* _Dataset records_:
***
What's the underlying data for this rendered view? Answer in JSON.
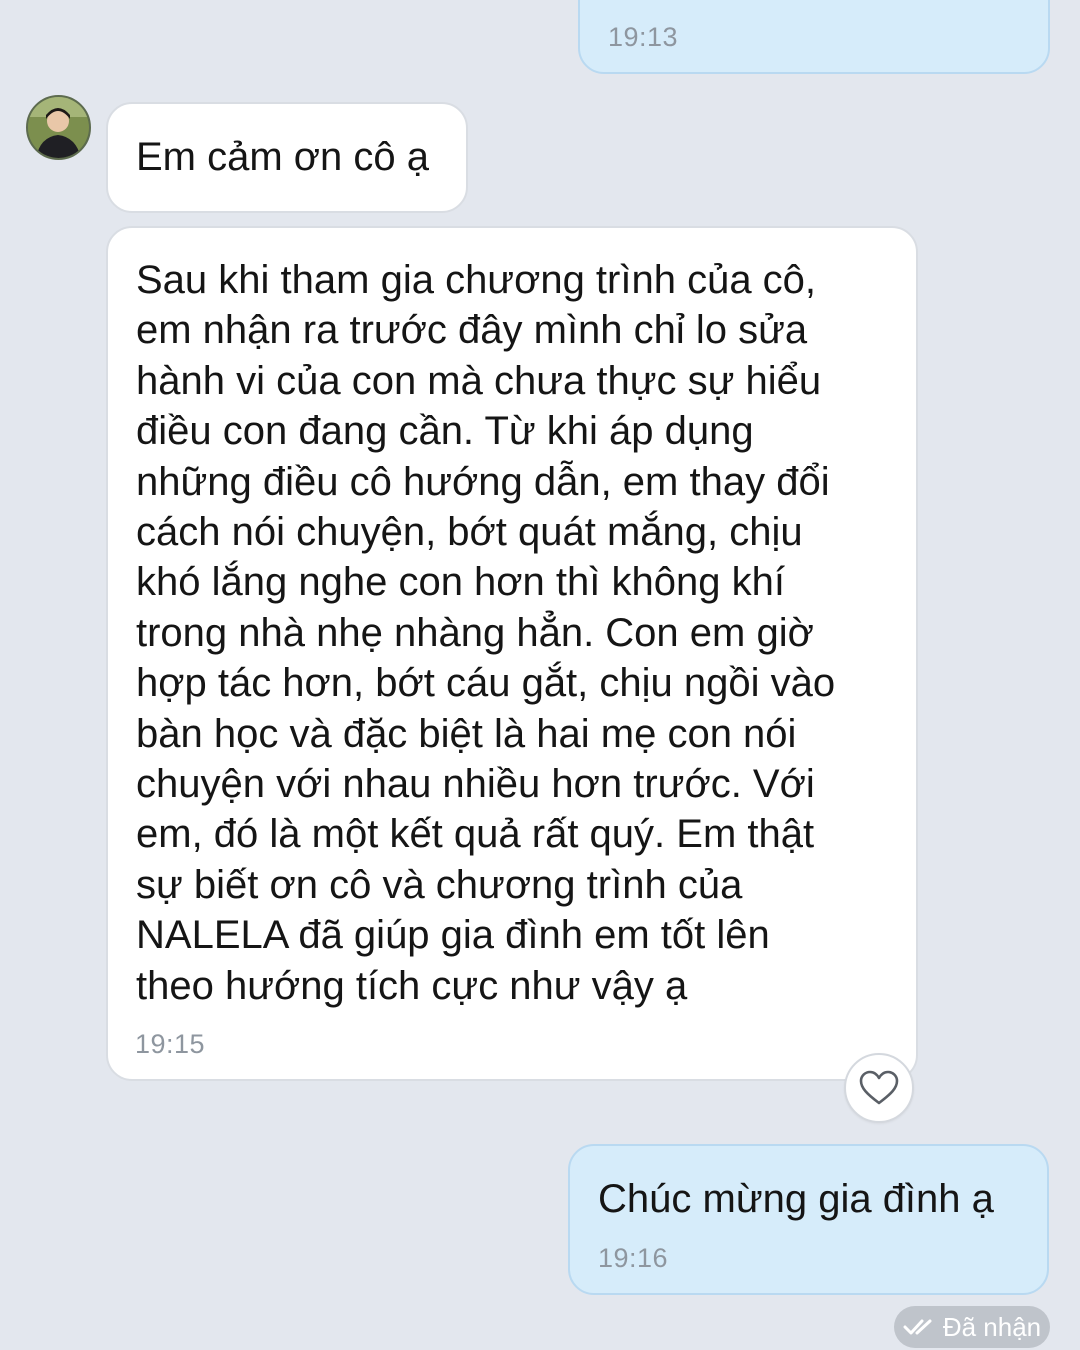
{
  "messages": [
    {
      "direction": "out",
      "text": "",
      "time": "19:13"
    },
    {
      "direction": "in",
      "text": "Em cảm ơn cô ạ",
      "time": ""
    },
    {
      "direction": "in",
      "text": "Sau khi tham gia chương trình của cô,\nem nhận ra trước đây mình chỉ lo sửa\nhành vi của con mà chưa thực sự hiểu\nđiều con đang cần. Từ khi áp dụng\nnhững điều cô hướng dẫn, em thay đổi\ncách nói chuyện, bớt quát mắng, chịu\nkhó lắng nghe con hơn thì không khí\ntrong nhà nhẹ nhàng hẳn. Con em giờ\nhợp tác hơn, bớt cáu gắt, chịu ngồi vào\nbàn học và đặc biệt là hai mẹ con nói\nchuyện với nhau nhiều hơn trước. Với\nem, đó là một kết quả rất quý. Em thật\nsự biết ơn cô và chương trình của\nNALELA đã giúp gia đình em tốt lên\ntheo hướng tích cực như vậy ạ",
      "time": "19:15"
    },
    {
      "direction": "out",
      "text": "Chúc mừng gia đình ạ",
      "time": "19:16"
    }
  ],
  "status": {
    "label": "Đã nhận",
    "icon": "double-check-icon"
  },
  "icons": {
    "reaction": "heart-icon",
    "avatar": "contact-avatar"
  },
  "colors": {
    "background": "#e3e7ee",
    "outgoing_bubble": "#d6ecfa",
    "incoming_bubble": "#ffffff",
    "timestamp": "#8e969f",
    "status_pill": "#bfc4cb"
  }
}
***
* _Aim of the exercise_: Return every line of the records exactly as given, pictures excluded.

* _Answer for this exercise_:
What's the underlying data for this rendered view? Answer in JSON.
{
  "messages": [
    {
      "direction": "out",
      "text": "",
      "time": "19:13"
    },
    {
      "direction": "in",
      "text": "Em cảm ơn cô ạ",
      "time": ""
    },
    {
      "direction": "in",
      "text": "Sau khi tham gia chương trình của cô,\nem nhận ra trước đây mình chỉ lo sửa\nhành vi của con mà chưa thực sự hiểu\nđiều con đang cần. Từ khi áp dụng\nnhững điều cô hướng dẫn, em thay đổi\ncách nói chuyện, bớt quát mắng, chịu\nkhó lắng nghe con hơn thì không khí\ntrong nhà nhẹ nhàng hẳn. Con em giờ\nhợp tác hơn, bớt cáu gắt, chịu ngồi vào\nbàn học và đặc biệt là hai mẹ con nói\nchuyện với nhau nhiều hơn trước. Với\nem, đó là một kết quả rất quý. Em thật\nsự biết ơn cô và chương trình của\nNALELA đã giúp gia đình em tốt lên\ntheo hướng tích cực như vậy ạ",
      "time": "19:15"
    },
    {
      "direction": "out",
      "text": "Chúc mừng gia đình ạ",
      "time": "19:16"
    }
  ],
  "status": {
    "label": "Đã nhận",
    "icon": "double-check-icon"
  },
  "icons": {
    "reaction": "heart-icon",
    "avatar": "contact-avatar"
  },
  "colors": {
    "background": "#e3e7ee",
    "outgoing_bubble": "#d6ecfa",
    "incoming_bubble": "#ffffff",
    "timestamp": "#8e969f",
    "status_pill": "#bfc4cb"
  }
}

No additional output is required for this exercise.